### Exercise requirements:
Check each line of the records below for the word "ишининг" and copy those where it appears.
==== Entries shown ====
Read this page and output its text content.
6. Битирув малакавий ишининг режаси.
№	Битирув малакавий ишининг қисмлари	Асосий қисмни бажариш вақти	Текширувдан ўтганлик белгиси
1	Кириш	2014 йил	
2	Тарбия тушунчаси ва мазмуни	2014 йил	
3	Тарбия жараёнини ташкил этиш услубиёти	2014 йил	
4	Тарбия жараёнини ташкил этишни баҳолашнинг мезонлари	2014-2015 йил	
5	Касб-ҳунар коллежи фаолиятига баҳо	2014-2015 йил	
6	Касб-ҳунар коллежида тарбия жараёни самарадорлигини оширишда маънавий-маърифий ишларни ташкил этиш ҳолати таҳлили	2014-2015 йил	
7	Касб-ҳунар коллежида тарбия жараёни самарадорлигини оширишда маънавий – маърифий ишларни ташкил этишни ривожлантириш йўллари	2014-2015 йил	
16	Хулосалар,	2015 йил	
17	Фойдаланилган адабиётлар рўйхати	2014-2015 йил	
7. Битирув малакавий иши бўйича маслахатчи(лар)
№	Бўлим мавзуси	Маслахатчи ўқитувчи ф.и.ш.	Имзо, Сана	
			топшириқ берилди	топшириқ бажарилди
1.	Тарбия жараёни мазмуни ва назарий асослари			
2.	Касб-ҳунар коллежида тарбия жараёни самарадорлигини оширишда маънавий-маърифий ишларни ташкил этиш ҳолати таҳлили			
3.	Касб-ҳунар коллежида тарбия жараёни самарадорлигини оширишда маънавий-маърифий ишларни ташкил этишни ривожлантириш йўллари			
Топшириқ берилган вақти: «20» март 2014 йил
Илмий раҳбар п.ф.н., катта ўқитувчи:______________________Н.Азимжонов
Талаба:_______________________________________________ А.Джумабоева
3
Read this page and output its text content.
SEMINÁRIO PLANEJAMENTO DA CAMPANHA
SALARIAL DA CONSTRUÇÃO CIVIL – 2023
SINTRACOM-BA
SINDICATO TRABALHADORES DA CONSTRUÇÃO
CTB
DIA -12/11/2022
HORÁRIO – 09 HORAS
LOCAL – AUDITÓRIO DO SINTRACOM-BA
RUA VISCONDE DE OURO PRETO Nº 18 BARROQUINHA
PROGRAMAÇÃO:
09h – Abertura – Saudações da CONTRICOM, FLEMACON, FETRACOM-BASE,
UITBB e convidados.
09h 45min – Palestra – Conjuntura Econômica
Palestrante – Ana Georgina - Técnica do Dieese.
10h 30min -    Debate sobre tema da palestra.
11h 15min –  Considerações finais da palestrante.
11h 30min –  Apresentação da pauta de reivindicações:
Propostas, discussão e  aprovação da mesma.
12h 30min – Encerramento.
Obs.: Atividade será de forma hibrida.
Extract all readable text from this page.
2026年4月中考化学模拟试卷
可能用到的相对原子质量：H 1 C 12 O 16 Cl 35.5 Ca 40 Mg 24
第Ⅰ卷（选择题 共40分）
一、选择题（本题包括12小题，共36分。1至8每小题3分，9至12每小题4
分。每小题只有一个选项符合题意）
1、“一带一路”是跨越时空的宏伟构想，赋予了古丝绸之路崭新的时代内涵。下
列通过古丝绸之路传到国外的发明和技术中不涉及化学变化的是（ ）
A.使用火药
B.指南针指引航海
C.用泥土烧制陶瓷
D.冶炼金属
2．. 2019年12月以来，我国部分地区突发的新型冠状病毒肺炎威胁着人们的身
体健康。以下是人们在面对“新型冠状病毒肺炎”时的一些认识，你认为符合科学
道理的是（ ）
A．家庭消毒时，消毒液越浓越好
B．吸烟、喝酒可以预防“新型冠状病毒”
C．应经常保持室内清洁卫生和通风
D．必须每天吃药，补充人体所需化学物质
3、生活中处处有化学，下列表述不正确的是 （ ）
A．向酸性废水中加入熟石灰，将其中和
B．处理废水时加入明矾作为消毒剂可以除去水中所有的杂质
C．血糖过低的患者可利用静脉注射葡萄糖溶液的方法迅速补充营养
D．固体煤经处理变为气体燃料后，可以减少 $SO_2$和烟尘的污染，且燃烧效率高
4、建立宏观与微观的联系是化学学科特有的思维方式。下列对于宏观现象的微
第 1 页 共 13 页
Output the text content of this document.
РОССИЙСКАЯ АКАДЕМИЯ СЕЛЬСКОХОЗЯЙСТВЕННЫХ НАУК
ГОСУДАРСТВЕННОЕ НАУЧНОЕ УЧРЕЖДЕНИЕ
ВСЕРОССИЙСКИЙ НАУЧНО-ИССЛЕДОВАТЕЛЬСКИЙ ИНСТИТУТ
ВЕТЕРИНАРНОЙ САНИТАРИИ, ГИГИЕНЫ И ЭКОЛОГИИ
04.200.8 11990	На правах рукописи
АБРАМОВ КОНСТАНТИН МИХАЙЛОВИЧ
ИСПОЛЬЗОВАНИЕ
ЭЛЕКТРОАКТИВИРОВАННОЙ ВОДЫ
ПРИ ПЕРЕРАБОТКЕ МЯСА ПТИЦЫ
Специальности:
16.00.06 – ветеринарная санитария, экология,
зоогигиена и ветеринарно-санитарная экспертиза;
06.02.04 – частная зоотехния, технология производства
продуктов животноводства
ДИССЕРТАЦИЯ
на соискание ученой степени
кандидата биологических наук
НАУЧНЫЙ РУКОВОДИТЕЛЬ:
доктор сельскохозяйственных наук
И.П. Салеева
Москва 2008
====
### Task solution:
6. Битирув малакавий ишининг режаси.
№	Битирув малакавий ишининг қисмлари	Асосий қисмни бажариш вақти	Текширувдан ўтганлик белгиси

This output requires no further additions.